__Record set__:
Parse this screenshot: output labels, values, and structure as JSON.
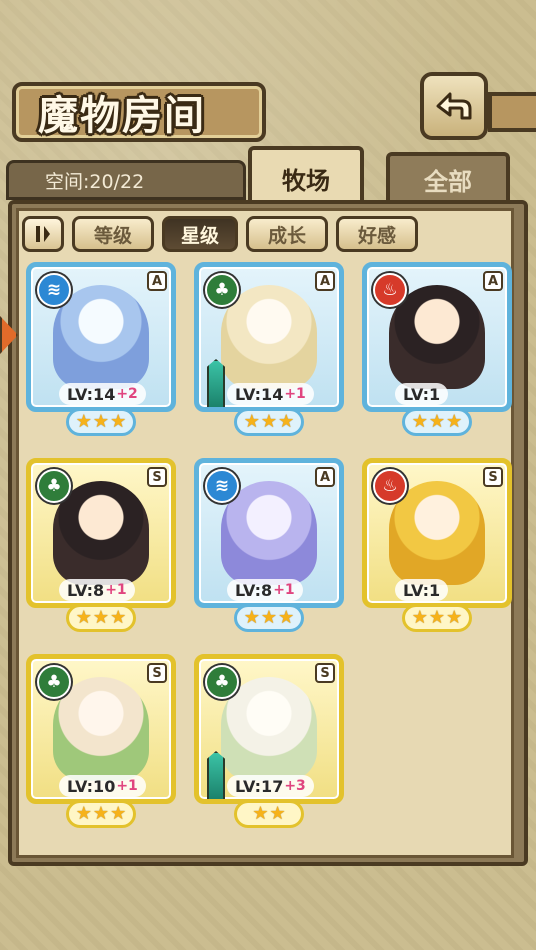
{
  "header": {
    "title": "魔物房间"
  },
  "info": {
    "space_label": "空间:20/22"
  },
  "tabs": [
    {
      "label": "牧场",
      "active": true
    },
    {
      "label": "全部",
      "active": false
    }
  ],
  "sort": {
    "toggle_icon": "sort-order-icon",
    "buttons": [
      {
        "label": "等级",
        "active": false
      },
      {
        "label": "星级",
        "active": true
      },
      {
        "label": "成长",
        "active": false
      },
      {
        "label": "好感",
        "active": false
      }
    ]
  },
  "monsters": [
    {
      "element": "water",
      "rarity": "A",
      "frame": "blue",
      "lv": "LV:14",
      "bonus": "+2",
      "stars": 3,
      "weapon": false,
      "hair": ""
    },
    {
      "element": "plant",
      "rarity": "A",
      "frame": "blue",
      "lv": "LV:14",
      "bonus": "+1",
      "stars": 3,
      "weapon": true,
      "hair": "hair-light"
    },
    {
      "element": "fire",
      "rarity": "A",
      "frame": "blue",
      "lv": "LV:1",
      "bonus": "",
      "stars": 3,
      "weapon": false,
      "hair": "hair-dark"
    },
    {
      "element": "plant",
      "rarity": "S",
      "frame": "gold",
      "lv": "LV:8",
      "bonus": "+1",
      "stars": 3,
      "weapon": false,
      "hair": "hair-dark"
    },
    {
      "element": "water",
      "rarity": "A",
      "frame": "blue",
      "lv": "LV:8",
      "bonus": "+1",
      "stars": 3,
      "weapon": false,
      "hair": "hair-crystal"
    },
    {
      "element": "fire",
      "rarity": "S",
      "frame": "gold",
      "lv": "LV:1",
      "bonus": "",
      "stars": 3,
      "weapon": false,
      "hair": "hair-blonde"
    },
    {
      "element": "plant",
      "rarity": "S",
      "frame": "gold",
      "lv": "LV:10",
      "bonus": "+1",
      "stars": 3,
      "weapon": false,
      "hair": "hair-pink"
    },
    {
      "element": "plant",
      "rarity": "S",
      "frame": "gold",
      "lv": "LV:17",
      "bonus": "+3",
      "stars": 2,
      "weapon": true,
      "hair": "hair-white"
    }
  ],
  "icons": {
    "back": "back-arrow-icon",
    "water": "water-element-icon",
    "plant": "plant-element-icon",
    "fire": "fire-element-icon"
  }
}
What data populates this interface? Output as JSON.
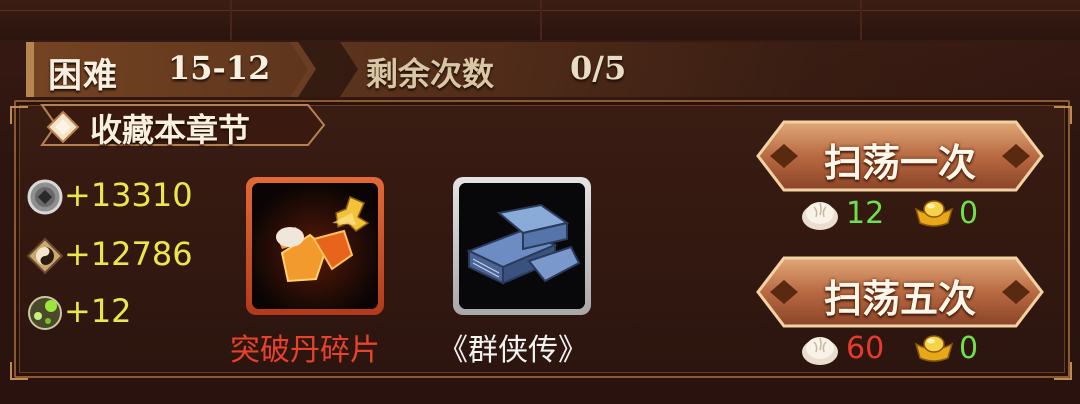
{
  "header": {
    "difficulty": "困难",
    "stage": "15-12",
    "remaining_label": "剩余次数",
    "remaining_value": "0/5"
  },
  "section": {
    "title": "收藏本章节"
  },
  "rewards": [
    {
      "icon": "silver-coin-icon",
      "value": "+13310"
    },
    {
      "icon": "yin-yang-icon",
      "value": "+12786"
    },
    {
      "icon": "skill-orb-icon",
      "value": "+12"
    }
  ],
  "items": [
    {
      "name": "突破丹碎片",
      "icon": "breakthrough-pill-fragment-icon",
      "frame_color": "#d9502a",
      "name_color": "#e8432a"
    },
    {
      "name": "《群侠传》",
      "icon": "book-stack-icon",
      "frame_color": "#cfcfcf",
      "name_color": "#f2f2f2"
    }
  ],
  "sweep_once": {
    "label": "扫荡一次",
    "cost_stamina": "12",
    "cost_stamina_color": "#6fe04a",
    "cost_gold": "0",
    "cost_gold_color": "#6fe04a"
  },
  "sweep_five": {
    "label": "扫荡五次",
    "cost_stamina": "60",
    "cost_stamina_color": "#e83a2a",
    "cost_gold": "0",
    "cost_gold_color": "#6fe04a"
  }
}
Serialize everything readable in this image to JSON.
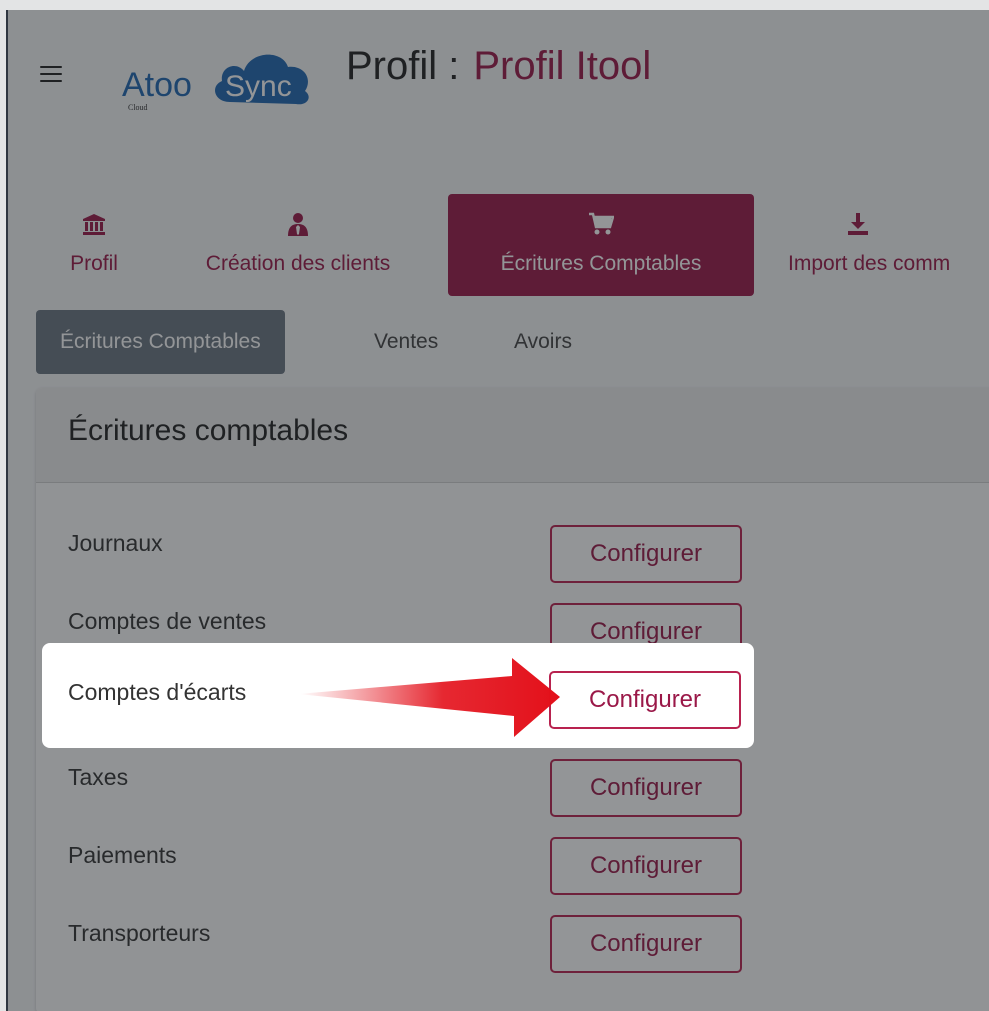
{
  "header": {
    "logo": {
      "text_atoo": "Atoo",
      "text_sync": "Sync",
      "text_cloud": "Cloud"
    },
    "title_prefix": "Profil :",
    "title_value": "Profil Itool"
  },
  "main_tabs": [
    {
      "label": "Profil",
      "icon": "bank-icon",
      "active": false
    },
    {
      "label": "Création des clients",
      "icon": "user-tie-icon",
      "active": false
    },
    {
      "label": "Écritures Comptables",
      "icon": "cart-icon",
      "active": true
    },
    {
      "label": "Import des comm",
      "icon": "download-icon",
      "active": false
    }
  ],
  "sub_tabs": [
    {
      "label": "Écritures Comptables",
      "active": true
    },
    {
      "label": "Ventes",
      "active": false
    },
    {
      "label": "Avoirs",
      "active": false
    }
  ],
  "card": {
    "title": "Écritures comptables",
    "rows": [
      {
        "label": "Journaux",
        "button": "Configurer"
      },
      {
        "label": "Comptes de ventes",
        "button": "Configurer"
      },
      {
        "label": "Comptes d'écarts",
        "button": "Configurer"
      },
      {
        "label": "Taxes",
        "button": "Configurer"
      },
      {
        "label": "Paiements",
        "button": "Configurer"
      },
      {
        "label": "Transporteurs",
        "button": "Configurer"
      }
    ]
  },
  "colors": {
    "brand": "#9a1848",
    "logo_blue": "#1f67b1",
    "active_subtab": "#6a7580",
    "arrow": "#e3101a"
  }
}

...

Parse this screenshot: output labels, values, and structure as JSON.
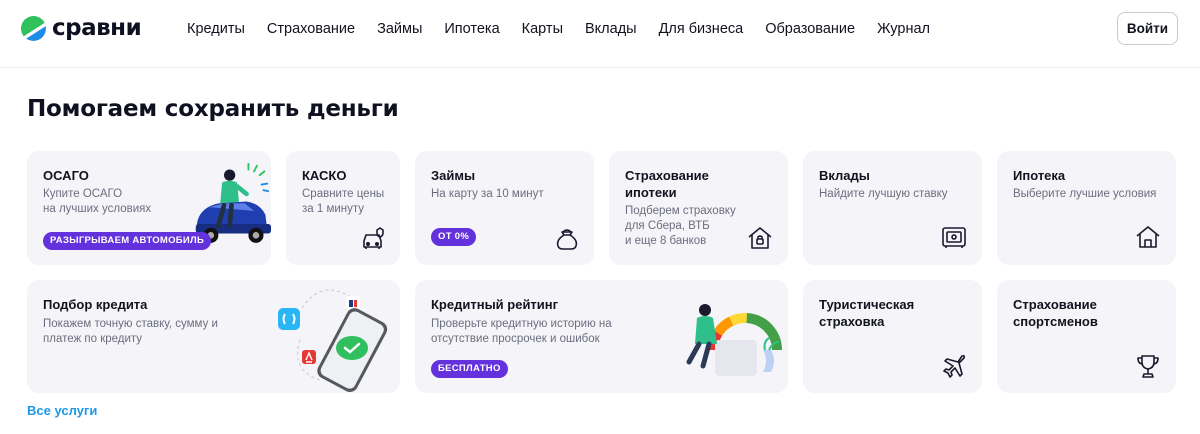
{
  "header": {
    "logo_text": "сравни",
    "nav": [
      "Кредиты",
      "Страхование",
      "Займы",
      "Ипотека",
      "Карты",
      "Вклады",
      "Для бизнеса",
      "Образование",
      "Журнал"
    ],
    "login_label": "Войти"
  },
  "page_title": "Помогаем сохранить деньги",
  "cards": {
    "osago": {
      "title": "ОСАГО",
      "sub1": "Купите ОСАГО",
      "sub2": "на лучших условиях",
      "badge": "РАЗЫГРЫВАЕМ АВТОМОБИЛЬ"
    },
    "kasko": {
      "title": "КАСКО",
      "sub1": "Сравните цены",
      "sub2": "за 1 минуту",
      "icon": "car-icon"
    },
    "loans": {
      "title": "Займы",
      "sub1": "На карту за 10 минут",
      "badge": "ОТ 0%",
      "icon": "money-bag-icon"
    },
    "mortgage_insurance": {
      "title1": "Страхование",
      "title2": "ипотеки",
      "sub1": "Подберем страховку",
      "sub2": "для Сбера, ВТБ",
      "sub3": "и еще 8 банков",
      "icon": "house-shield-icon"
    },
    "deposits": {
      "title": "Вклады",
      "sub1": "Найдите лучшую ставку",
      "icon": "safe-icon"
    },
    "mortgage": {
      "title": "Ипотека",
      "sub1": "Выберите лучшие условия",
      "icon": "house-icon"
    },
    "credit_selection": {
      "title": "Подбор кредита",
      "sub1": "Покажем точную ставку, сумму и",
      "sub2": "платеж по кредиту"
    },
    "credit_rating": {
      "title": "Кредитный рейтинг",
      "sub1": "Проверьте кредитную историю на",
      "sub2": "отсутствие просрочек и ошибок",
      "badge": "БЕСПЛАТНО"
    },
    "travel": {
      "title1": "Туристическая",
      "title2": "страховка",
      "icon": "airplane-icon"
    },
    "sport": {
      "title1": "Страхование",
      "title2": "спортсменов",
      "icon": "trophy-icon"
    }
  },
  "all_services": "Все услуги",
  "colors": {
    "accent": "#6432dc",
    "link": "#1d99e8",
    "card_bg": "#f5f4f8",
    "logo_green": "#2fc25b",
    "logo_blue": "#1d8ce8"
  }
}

__Work instructions__: Reproduce every line of the listing above in which the string "house" appears.

__Response__:
      "icon": "house-shield-icon"
      "icon": "house-icon"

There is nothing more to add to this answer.